— begin DATA TO USE —

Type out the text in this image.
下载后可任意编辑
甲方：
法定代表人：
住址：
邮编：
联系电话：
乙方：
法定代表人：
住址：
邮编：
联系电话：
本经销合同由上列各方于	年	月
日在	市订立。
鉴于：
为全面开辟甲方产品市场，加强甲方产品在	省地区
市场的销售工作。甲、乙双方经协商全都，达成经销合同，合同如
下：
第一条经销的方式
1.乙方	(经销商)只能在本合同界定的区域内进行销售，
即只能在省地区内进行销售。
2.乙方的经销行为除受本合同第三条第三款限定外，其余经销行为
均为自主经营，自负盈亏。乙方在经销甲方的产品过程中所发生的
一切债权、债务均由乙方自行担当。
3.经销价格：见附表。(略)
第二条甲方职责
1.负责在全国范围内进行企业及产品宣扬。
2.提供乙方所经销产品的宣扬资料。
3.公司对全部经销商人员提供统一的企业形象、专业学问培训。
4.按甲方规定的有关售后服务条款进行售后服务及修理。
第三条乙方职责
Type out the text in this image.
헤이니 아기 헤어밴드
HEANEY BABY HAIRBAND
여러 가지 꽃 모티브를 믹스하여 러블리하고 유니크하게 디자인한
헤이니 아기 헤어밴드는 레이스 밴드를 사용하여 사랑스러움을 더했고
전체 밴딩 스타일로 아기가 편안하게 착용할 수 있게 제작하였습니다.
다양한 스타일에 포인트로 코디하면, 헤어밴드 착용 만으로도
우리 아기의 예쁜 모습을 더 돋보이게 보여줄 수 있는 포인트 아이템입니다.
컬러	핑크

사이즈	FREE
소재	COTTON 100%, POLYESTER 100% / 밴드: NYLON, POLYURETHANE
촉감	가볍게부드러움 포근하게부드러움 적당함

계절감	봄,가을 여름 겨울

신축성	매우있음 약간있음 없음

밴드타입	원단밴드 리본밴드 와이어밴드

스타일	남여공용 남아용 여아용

— end DATA TO USE —

:: TASK BRIEF ::
Without leaving anything out, give the entries again exactly.

:: SOLUTION TO THE EXERCISE ::
Type out the text in this image.
下载后可任意编辑
甲方：
法定代表人：
住址：
邮编：
联系电话：
乙方：
法定代表人：
住址：
邮编：
联系电话：
本经销合同由上列各方于	年	月
日在	市订立。
鉴于：
为全面开辟甲方产品市场，加强甲方产品在	省地区
市场的销售工作。甲、乙双方经协商全都，达成经销合同，合同如
下：
第一条经销的方式
1.乙方	(经销商)只能在本合同界定的区域内进行销售，
即只能在省地区内进行销售。
2.乙方的经销行为除受本合同第三条第三款限定外，其余经销行为
均为自主经营，自负盈亏。乙方在经销甲方的产品过程中所发生的
一切债权、债务均由乙方自行担当。
3.经销价格：见附表。(略)
第二条甲方职责
1.负责在全国范围内进行企业及产品宣扬。
2.提供乙方所经销产品的宣扬资料。
3.公司对全部经销商人员提供统一的企业形象、专业学问培训。
4.按甲方规定的有关售后服务条款进行售后服务及修理。
第三条乙方职责
Type out the text in this image.
헤이니 아기 헤어밴드
HEANEY BABY HAIRBAND
여러 가지 꽃 모티브를 믹스하여 러블리하고 유니크하게 디자인한
헤이니 아기 헤어밴드는 레이스 밴드를 사용하여 사랑스러움을 더했고
전체 밴딩 스타일로 아기가 편안하게 착용할 수 있게 제작하였습니다.
다양한 스타일에 포인트로 코디하면, 헤어밴드 착용 만으로도
우리 아기의 예쁜 모습을 더 돋보이게 보여줄 수 있는 포인트 아이템입니다.
컬러	핑크

사이즈	FREE
소재	COTTON 100%, POLYESTER 100% / 밴드: NYLON, POLYURETHANE
촉감	가볍게부드러움 포근하게부드러움 적당함

계절감	봄,가을 여름 겨울

신축성	매우있음 약간있음 없음

밴드타입	원단밴드 리본밴드 와이어밴드

스타일	남여공용 남아용 여아용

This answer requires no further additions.